> _Exercise material_:
------------------------------------------------
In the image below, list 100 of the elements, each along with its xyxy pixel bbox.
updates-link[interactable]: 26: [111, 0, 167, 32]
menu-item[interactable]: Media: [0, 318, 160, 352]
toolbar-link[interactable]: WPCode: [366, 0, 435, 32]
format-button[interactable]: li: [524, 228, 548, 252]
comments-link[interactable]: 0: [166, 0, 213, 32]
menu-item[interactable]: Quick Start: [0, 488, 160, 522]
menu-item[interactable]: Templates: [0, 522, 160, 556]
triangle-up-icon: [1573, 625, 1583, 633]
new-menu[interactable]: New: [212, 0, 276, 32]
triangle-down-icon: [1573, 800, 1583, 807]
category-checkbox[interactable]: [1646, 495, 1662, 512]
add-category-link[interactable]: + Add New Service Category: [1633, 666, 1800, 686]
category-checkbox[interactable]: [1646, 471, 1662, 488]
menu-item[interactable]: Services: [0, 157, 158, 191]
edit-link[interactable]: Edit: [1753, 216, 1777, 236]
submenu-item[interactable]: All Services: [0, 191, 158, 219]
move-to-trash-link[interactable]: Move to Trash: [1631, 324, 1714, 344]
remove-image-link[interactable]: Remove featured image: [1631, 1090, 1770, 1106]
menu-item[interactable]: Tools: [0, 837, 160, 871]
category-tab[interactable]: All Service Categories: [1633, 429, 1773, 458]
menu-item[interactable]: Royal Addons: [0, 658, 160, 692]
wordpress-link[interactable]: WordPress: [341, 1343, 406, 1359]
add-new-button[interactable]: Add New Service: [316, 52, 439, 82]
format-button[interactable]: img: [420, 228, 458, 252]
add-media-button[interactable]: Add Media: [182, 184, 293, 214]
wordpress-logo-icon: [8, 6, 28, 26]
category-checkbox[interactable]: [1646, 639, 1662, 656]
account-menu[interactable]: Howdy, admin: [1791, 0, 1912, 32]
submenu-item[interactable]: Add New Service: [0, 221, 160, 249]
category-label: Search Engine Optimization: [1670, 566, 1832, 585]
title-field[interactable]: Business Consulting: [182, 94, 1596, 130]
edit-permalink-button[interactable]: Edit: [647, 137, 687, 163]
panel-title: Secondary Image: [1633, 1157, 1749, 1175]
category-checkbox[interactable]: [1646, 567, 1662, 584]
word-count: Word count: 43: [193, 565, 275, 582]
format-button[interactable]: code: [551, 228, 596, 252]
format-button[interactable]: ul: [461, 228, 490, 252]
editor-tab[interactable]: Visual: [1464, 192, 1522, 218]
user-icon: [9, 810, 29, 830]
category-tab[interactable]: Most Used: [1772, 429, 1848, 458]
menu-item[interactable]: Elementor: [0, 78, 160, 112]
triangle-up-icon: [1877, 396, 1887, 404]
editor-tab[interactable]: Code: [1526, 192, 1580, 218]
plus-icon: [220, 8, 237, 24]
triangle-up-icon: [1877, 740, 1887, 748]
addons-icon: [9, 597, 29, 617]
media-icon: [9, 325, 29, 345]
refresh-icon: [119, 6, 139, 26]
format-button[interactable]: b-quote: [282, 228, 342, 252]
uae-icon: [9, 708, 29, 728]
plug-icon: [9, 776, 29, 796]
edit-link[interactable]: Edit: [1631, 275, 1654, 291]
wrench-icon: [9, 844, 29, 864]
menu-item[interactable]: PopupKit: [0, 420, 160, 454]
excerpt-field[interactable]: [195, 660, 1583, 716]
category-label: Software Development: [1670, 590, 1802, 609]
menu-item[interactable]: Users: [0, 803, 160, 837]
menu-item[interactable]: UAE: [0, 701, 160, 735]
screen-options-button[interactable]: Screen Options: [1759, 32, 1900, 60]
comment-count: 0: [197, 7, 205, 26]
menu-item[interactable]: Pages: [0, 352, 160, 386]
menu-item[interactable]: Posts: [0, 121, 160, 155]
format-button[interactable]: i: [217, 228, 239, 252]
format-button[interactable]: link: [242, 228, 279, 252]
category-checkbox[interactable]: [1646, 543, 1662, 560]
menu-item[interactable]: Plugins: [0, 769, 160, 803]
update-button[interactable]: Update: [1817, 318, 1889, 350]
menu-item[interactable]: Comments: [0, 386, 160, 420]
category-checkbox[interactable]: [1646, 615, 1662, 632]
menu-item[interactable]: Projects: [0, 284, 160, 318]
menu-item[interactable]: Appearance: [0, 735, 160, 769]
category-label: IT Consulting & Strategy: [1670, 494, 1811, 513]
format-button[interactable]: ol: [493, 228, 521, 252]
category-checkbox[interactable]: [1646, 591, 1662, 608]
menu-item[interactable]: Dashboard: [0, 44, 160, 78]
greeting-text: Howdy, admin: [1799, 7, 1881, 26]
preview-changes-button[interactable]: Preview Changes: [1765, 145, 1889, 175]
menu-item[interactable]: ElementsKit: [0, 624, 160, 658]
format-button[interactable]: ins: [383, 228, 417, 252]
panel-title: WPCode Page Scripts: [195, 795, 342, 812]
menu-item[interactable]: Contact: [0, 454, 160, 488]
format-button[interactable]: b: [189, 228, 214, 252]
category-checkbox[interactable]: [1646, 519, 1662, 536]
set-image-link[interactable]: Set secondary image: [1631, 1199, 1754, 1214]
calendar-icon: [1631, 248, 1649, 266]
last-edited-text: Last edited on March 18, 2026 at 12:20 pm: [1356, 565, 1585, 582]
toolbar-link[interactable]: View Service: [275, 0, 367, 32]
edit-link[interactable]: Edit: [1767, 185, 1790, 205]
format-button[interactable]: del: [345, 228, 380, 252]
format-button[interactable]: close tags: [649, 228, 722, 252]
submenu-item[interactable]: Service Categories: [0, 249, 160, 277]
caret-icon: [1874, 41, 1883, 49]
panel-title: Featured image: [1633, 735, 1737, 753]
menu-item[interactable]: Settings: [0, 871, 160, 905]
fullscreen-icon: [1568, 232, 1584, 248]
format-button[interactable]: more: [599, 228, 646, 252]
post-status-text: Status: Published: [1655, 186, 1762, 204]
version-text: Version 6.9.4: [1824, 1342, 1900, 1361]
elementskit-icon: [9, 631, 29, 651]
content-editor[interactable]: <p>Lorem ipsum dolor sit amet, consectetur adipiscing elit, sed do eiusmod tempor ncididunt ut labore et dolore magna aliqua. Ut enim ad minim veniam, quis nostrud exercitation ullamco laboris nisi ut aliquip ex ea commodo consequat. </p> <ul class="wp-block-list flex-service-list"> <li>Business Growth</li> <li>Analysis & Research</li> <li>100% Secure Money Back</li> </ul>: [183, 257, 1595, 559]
------------------------------------------------
> _What the task asks_: Copy the entries above word for word.

> _Problem solution_:
In the image below, list 100 of the elements, each along with its xyxy pixel bbox.
updates-link[interactable]: 26: [111, 0, 167, 32]
menu-item[interactable]: Media: [0, 318, 160, 352]
toolbar-link[interactable]: WPCode: [366, 0, 435, 32]
format-button[interactable]: li: [524, 228, 548, 252]
comments-link[interactable]: 0: [166, 0, 213, 32]
menu-item[interactable]: Quick Start: [0, 488, 160, 522]
menu-item[interactable]: Templates: [0, 522, 160, 556]
triangle-up-icon: [1573, 625, 1583, 633]
new-menu[interactable]: New: [212, 0, 276, 32]
triangle-down-icon: [1573, 800, 1583, 807]
category-checkbox[interactable]: [1646, 495, 1662, 512]
add-category-link[interactable]: + Add New Service Category: [1633, 666, 1800, 686]
category-checkbox[interactable]: [1646, 471, 1662, 488]
menu-item[interactable]: Services: [0, 157, 158, 191]
edit-link[interactable]: Edit: [1753, 216, 1777, 236]
submenu-item[interactable]: All Services: [0, 191, 158, 219]
move-to-trash-link[interactable]: Move to Trash: [1631, 324, 1714, 344]
remove-image-link[interactable]: Remove featured image: [1631, 1090, 1770, 1106]
menu-item[interactable]: Tools: [0, 837, 160, 871]
category-tab[interactable]: All Service Categories: [1633, 429, 1773, 458]
menu-item[interactable]: Royal Addons: [0, 658, 160, 692]
wordpress-link[interactable]: WordPress: [341, 1343, 406, 1359]
add-new-button[interactable]: Add New Service: [316, 52, 439, 82]
format-button[interactable]: img: [420, 228, 458, 252]
add-media-button[interactable]: Add Media: [182, 184, 293, 214]
wordpress-logo-icon: [8, 6, 28, 26]
category-checkbox[interactable]: [1646, 639, 1662, 656]
account-menu[interactable]: Howdy, admin: [1791, 0, 1912, 32]
submenu-item[interactable]: Add New Service: [0, 221, 160, 249]
category-label: Search Engine Optimization: [1670, 566, 1832, 585]
title-field[interactable]: Business Consulting: [182, 94, 1596, 130]
edit-permalink-button[interactable]: Edit: [647, 137, 687, 163]
panel-title: Secondary Image: [1633, 1157, 1749, 1175]
category-checkbox[interactable]: [1646, 567, 1662, 584]
word-count: Word count: 43: [193, 565, 275, 582]
format-button[interactable]: code: [551, 228, 596, 252]
format-button[interactable]: ul: [461, 228, 490, 252]
editor-tab[interactable]: Visual: [1464, 192, 1522, 218]
user-icon: [9, 810, 29, 830]
category-tab[interactable]: Most Used: [1772, 429, 1848, 458]
menu-item[interactable]: Elementor: [0, 78, 160, 112]
triangle-up-icon: [1877, 396, 1887, 404]
editor-tab[interactable]: Code: [1526, 192, 1580, 218]
plus-icon: [220, 8, 237, 24]
triangle-up-icon: [1877, 740, 1887, 748]
addons-icon: [9, 597, 29, 617]
media-icon: [9, 325, 29, 345]
refresh-icon: [119, 6, 139, 26]
format-button[interactable]: b-quote: [282, 228, 342, 252]
uae-icon: [9, 708, 29, 728]
plug-icon: [9, 776, 29, 796]
edit-link[interactable]: Edit: [1631, 275, 1654, 291]
wrench-icon: [9, 844, 29, 864]
menu-item[interactable]: PopupKit: [0, 420, 160, 454]
excerpt-field[interactable]: [195, 660, 1583, 716]
category-label: Software Development: [1670, 590, 1802, 609]
menu-item[interactable]: Users: [0, 803, 160, 837]
menu-item[interactable]: UAE: [0, 701, 160, 735]
screen-options-button[interactable]: Screen Options: [1759, 32, 1900, 60]
comment-count: 0: [197, 7, 205, 26]
menu-item[interactable]: Pages: [0, 352, 160, 386]
menu-item[interactable]: Posts: [0, 121, 160, 155]
format-button[interactable]: i: [217, 228, 239, 252]
format-button[interactable]: link: [242, 228, 279, 252]
category-checkbox[interactable]: [1646, 543, 1662, 560]
menu-item[interactable]: Plugins: [0, 769, 160, 803]
update-button[interactable]: Update: [1817, 318, 1889, 350]
menu-item[interactable]: Comments: [0, 386, 160, 420]
category-checkbox[interactable]: [1646, 615, 1662, 632]
menu-item[interactable]: Projects: [0, 284, 160, 318]
menu-item[interactable]: Appearance: [0, 735, 160, 769]
category-label: IT Consulting & Strategy: [1670, 494, 1811, 513]
format-button[interactable]: ol: [493, 228, 521, 252]
category-checkbox[interactable]: [1646, 591, 1662, 608]
menu-item[interactable]: Dashboard: [0, 44, 160, 78]
greeting-text: Howdy, admin: [1799, 7, 1881, 26]
preview-changes-button[interactable]: Preview Changes: [1765, 145, 1889, 175]
menu-item[interactable]: ElementsKit: [0, 624, 160, 658]
format-button[interactable]: ins: [383, 228, 417, 252]
panel-title: WPCode Page Scripts: [195, 795, 342, 812]
menu-item[interactable]: Contact: [0, 454, 160, 488]
format-button[interactable]: b: [189, 228, 214, 252]
category-checkbox[interactable]: [1646, 519, 1662, 536]
set-image-link[interactable]: Set secondary image: [1631, 1199, 1754, 1214]
calendar-icon: [1631, 248, 1649, 266]
last-edited-text: Last edited on March 18, 2026 at 12:20 pm: [1356, 565, 1585, 582]
toolbar-link[interactable]: View Service: [275, 0, 367, 32]
edit-link[interactable]: Edit: [1767, 185, 1790, 205]
format-button[interactable]: del: [345, 228, 380, 252]
format-button[interactable]: close tags: [649, 228, 722, 252]
submenu-item[interactable]: Service Categories: [0, 249, 160, 277]
caret-icon: [1874, 41, 1883, 49]
panel-title: Featured image: [1633, 735, 1737, 753]
menu-item[interactable]: Settings: [0, 871, 160, 905]
fullscreen-icon: [1568, 232, 1584, 248]
format-button[interactable]: more: [599, 228, 646, 252]
post-status-text: Status: Published: [1655, 186, 1762, 204]
version-text: Version 6.9.4: [1824, 1342, 1900, 1361]
elementskit-icon: [9, 631, 29, 651]
content-editor[interactable]: <p>Lorem ipsum dolor sit amet, consectetur adipiscing elit, sed do eiusmod tempor ncididunt ut labore et dolore magna aliqua. Ut enim ad minim veniam, quis nostrud exercitation ullamco laboris nisi ut aliquip ex ea commodo consequat. </p> <ul class="wp-block-list flex-service-list"> <li>Business Growth</li> <li>Analysis & Research</li> <li>100% Secure Money Back</li> </ul>: [183, 257, 1595, 559]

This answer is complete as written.